» What needs to be done
Go through the records and extract every line with the word "that".

» Information provided
=-=-=

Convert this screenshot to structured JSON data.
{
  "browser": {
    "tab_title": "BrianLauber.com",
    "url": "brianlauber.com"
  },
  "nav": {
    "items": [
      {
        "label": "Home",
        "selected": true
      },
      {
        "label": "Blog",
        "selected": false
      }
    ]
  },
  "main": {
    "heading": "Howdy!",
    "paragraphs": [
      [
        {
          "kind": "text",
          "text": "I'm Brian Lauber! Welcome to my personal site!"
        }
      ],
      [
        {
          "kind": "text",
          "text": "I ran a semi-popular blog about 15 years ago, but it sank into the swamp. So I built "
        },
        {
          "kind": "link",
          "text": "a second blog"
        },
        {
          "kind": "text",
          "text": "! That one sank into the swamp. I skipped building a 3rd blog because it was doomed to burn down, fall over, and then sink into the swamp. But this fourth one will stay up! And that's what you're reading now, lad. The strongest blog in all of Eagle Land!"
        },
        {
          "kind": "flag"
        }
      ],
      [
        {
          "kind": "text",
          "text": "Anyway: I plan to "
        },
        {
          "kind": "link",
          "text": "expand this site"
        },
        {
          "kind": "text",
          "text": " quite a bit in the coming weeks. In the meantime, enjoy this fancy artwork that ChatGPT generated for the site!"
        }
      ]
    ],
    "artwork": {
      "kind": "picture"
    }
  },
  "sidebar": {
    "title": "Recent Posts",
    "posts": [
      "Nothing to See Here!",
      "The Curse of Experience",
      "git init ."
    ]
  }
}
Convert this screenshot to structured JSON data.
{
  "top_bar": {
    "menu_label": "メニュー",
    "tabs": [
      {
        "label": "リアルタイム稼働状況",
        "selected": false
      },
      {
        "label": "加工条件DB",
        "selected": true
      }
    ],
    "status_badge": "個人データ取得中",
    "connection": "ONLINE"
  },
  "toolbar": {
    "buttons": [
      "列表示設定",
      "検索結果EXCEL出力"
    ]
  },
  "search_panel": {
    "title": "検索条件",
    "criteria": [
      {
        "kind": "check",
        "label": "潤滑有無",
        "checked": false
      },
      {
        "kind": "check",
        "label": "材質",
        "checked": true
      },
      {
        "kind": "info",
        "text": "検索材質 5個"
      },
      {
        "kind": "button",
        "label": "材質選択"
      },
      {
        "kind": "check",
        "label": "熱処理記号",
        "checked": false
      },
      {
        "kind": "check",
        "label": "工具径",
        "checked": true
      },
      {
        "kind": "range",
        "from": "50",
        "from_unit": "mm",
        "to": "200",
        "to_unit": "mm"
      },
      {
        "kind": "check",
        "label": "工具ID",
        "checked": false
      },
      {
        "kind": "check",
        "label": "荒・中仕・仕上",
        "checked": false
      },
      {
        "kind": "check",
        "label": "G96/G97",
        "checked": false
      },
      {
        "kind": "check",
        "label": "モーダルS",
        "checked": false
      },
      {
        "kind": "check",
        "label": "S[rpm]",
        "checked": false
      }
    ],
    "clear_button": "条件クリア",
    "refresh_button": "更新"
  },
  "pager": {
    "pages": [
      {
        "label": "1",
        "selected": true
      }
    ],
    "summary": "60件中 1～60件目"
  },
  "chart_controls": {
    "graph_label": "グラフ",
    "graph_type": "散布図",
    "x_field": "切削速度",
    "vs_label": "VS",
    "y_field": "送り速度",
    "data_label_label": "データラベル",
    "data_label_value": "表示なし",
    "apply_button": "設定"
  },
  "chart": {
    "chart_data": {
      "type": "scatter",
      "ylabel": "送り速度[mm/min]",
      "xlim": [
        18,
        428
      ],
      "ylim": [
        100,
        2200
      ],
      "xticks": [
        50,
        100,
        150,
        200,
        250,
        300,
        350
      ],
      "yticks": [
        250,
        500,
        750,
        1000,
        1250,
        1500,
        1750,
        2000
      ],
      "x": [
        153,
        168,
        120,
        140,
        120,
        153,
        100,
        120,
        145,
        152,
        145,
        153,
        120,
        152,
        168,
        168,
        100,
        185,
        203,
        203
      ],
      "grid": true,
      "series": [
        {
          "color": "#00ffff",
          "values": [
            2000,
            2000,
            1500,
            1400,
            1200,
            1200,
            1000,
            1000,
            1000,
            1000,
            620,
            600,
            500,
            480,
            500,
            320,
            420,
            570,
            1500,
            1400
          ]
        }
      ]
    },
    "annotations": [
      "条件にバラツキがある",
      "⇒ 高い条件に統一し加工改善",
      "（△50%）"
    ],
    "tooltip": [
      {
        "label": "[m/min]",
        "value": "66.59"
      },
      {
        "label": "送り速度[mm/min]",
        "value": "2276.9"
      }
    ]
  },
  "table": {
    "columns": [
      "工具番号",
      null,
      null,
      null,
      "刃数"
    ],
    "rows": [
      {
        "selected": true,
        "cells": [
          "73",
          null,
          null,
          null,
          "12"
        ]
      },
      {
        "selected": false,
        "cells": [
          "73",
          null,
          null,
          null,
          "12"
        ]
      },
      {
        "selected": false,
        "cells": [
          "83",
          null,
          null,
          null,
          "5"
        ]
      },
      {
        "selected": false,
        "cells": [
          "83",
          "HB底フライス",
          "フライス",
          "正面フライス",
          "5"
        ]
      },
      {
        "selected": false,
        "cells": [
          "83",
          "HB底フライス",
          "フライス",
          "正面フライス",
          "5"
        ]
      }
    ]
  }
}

=-=-=

» The completed task
          "text": "! That one sank into the swamp. I skipped building a 3rd blog because it was doomed to burn down, fall over, and then sink into the swamp. But this fourth one will stay up! And that's what you're reading now, lad. The strongest blog in all of Eagle Land!"
          "text": " quite a bit in the coming weeks. In the meantime, enjoy this fancy artwork that ChatGPT generated for the site!"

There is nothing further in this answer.